What you will do:
(1) From the content marketing article, extract the passage that begins at the words "When defending an" and ends after the words "have good taste.".
(2) Render this sentence from the content marketing article in Spanish: "Being a content marketer is tough business."
(3) Proceed with the content marketing article, writing on from its final sentence.

Text excerpt:
Crap Content Is Everywhere. Here’s a Metric to Help Marketers Focus on the Good Stuff
Introducing URR
Here’s an actual moment in my career that made me want to start flipping tables. It’s an exchange between me and a colleague from several years ago:
Me: Let’s update that truly terrible project sitting behind that lead-gen form. The design sucks. The copy is awful. We’re probably pissing off a ton of people who expect something great when they fill out that big form gating it.
Colleague: Why? The landing page is getting a ton of traffic and it’s generating a ton of form-fills for us.
Me: (wraps fingers slowly around table leg)
Being a content marketer is tough business. Being a content marketer who cares about the content part is even harder.
When defending an idea or desire to do better work, create-first content marketers so often hear the same comeback: “But how do you know? Can you prove that?”
Nope. I just know. I can feel it. I have good taste.

Data supplied:
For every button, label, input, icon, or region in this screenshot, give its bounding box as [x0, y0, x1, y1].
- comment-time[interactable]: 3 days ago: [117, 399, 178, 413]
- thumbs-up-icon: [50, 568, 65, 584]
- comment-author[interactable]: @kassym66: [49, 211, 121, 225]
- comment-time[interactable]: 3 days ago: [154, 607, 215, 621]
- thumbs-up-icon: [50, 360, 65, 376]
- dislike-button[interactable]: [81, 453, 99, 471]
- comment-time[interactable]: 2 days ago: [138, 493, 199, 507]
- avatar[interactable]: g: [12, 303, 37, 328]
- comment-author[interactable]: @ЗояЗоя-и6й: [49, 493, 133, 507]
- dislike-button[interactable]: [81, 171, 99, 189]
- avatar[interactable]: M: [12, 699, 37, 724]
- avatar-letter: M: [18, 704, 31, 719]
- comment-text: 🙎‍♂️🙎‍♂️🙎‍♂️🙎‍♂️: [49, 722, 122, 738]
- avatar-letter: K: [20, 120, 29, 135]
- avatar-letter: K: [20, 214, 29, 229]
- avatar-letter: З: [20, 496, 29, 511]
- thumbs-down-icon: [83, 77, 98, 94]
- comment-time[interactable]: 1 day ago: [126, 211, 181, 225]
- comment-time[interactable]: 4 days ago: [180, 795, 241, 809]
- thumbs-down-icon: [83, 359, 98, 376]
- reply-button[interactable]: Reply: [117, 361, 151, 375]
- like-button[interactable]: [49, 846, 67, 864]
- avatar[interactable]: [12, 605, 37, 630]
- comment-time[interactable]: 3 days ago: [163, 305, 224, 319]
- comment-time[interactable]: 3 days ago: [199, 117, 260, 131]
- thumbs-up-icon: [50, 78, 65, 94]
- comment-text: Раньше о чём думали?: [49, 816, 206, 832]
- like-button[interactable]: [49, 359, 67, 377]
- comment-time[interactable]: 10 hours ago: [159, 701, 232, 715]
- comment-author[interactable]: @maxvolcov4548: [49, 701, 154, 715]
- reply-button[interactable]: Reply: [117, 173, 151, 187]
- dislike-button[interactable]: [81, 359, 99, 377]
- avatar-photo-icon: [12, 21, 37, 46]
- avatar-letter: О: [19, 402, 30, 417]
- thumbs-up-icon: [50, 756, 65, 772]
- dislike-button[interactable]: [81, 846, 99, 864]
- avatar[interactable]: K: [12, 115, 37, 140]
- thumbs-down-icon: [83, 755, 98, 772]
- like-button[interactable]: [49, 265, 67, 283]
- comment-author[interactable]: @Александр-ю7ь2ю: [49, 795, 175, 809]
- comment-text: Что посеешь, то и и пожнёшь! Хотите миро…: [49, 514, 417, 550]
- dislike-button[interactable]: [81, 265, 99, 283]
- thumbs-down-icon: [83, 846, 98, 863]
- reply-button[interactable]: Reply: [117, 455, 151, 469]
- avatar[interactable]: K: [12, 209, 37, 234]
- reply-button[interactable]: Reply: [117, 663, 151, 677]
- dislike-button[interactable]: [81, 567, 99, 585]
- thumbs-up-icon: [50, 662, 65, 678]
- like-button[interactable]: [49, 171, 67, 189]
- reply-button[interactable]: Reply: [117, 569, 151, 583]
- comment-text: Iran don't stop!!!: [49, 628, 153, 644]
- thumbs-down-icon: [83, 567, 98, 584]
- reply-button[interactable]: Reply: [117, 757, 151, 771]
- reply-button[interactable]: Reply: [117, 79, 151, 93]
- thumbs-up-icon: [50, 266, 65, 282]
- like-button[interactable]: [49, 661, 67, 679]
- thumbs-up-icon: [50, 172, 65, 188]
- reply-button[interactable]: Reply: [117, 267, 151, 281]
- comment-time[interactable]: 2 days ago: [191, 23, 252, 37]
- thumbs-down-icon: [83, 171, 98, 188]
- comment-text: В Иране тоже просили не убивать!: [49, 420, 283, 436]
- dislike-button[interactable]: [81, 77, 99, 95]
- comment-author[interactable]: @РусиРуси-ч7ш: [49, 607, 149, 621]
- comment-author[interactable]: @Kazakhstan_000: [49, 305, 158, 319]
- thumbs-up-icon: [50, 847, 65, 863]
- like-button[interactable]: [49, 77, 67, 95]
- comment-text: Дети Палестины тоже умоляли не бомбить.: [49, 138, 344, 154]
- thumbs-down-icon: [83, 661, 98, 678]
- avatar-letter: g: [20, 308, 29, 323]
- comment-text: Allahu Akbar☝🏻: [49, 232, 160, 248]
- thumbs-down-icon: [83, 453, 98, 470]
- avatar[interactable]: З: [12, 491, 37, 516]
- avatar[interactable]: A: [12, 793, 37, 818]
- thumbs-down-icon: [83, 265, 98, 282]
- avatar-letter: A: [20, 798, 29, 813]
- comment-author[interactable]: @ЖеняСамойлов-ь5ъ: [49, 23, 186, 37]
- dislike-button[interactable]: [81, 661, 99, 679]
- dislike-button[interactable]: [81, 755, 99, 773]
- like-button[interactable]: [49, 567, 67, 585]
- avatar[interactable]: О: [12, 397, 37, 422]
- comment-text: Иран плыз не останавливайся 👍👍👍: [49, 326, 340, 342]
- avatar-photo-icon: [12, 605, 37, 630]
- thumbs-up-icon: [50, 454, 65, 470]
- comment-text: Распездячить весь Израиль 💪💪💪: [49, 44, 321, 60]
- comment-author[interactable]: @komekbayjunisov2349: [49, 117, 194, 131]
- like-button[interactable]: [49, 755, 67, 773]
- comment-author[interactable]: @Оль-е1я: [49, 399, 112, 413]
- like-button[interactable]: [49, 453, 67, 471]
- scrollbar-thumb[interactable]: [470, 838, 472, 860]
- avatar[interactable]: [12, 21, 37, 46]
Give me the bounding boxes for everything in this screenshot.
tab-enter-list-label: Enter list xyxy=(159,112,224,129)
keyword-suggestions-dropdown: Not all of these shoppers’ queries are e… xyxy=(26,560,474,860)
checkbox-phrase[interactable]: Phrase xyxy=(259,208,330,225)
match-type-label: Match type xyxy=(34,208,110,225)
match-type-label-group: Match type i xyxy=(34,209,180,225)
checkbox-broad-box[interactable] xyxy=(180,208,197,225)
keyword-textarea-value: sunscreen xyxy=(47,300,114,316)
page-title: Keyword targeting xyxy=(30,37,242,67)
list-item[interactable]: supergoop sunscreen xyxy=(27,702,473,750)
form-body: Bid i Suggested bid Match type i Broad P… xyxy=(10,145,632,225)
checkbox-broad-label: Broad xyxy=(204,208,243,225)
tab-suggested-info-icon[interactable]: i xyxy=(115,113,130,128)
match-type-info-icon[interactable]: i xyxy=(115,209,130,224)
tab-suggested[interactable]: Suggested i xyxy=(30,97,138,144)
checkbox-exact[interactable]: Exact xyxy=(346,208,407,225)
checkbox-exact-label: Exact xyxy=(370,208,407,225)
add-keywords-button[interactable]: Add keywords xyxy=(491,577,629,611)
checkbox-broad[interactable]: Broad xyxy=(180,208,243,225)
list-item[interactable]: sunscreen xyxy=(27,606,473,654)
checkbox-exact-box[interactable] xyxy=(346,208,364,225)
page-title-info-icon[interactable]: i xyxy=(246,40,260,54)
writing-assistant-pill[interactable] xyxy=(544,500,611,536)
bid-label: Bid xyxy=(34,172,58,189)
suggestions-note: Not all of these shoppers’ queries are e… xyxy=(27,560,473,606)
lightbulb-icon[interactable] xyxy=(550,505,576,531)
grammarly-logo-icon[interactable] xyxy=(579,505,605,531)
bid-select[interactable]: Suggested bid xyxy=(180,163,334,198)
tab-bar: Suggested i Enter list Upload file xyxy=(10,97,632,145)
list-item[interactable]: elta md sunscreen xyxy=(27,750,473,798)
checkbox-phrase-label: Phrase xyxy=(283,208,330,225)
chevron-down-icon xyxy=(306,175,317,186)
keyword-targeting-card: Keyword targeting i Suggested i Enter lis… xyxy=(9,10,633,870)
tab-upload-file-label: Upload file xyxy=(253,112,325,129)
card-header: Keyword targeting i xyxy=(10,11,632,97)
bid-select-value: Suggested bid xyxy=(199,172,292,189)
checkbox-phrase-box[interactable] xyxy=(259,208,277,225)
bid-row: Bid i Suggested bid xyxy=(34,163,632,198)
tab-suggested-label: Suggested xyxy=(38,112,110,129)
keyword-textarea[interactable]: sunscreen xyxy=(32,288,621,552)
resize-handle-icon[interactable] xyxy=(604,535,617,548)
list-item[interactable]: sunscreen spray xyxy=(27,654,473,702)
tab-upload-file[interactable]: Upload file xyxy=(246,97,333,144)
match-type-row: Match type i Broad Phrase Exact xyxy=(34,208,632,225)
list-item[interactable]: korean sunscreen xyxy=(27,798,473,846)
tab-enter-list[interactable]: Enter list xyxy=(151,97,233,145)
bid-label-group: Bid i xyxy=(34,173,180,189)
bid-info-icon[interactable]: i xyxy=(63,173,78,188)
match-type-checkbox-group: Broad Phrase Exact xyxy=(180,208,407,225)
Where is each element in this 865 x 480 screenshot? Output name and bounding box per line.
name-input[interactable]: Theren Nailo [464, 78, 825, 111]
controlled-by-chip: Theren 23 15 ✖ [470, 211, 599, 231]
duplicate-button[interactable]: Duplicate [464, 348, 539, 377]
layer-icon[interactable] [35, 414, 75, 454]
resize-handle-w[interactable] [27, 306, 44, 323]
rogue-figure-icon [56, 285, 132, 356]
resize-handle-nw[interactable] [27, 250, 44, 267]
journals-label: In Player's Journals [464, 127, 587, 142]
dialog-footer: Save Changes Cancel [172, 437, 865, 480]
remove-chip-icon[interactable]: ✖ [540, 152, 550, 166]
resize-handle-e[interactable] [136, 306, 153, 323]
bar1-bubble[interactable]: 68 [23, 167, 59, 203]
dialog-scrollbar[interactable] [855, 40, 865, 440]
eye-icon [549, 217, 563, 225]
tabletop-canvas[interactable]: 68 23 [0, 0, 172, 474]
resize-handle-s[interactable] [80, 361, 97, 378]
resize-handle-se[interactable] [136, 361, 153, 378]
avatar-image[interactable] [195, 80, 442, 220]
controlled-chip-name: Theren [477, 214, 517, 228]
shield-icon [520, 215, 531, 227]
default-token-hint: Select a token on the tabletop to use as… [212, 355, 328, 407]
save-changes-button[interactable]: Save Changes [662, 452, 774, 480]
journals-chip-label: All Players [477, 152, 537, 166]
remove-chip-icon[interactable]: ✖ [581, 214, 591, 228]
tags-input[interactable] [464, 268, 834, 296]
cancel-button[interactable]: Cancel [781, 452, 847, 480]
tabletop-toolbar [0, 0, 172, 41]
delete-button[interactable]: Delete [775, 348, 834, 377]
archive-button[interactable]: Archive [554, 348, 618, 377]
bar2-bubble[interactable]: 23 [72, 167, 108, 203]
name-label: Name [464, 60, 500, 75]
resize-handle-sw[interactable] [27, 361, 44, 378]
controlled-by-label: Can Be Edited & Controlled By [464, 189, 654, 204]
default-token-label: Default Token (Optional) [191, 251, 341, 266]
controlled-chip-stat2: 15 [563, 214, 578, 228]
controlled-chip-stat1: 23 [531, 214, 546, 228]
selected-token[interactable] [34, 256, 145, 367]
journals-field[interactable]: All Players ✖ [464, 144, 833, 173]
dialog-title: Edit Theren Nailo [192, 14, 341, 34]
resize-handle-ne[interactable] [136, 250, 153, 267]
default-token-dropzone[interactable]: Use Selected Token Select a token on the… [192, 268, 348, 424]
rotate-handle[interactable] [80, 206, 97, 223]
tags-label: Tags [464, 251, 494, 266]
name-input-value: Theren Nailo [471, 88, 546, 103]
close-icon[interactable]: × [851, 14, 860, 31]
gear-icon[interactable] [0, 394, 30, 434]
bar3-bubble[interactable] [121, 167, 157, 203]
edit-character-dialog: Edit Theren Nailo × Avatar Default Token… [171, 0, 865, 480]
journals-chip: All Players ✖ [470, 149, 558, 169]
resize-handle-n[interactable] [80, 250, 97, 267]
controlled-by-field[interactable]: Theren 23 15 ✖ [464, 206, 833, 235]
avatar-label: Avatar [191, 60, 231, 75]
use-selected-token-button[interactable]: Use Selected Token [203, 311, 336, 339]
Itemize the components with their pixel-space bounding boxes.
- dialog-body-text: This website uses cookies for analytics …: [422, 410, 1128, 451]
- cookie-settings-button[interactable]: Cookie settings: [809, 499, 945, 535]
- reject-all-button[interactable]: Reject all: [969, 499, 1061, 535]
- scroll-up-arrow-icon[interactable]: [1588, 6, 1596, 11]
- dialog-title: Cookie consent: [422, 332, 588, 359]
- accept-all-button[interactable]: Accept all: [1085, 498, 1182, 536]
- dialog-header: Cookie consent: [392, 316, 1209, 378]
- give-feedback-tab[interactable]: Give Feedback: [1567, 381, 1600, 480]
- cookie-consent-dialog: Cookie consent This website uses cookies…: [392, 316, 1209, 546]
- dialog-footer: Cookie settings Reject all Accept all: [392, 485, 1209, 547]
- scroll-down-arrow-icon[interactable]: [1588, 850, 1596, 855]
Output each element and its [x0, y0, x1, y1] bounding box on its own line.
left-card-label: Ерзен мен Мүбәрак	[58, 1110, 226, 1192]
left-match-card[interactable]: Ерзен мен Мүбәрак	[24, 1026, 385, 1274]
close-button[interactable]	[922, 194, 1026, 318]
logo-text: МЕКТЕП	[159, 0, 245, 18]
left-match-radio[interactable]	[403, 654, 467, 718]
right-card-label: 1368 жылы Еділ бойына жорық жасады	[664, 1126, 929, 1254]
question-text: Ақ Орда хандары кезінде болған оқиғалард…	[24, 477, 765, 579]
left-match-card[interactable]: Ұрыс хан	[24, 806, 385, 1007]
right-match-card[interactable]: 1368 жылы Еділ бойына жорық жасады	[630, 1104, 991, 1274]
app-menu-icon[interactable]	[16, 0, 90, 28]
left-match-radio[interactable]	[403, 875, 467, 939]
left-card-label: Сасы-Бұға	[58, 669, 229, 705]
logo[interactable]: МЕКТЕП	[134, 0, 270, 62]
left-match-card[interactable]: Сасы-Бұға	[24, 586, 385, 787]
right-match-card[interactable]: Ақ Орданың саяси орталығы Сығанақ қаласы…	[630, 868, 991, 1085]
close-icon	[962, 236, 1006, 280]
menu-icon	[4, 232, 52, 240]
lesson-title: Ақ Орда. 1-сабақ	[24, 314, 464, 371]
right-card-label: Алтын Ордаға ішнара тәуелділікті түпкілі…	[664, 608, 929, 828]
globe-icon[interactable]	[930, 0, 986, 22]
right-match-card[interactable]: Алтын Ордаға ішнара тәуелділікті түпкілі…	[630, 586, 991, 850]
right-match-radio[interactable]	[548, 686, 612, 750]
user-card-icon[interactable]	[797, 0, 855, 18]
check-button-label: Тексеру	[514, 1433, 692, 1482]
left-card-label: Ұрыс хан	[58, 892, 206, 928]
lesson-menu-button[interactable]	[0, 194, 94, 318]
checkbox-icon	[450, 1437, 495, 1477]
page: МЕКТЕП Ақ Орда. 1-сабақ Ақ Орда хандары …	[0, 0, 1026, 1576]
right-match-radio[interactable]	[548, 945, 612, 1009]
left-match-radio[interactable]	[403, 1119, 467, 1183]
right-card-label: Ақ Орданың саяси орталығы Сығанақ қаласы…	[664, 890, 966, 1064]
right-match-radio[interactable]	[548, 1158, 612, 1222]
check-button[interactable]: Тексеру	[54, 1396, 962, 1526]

Responses to the exercise:
(1)
When defending an idea or desire to do better work, create-first content marketers so often hear the same comeback: “But how do you know? Can you prove that?”
Nope. I just know. I can feel it. I have good taste.

(2) Ser especialista en marketing de contenidos es un negocio difícil.

(3)
The metrics we use to “know things” in content marketing are often misused to justify bad behavior — just like my old colleague. And the obsession with cold, hard, often non-existent absolutes, instead of embracing the messiness that is making stuff, leads to some pretty disgusting decisions and grotesque content. I mean, there’s just no way any human being wants to keep hearing from your company when you promised them goodness but served them a loaf of crap, roasted for hours in the dumpster behind your office. With a sprinkle of parsley. For character.
Enough.
Introducing URR: Unsolicited Response Rate
I was recently interviewed in Boston at Daniel Glickman’s event, CMO Confessions. He asked how I measured the growth of my show. I knew the standard response here was some kind of strategic-sounding list of metrics and maybe a funnel graphic sketched excitedly onto a whiteboard. But, being a card-carrying member of Emotional Makers United (or “EMU”), I went right for the kill with a swift kick of the claw:
“Unsolicited responses to my work.”
If people are going out of their way to write me an email or leave a thoughtful comment or share the thing but with their own emotional response added? Clearly, the thing I made is good. And I can do some serious damage by marketing a thing that is good.
And thus “URR” was born.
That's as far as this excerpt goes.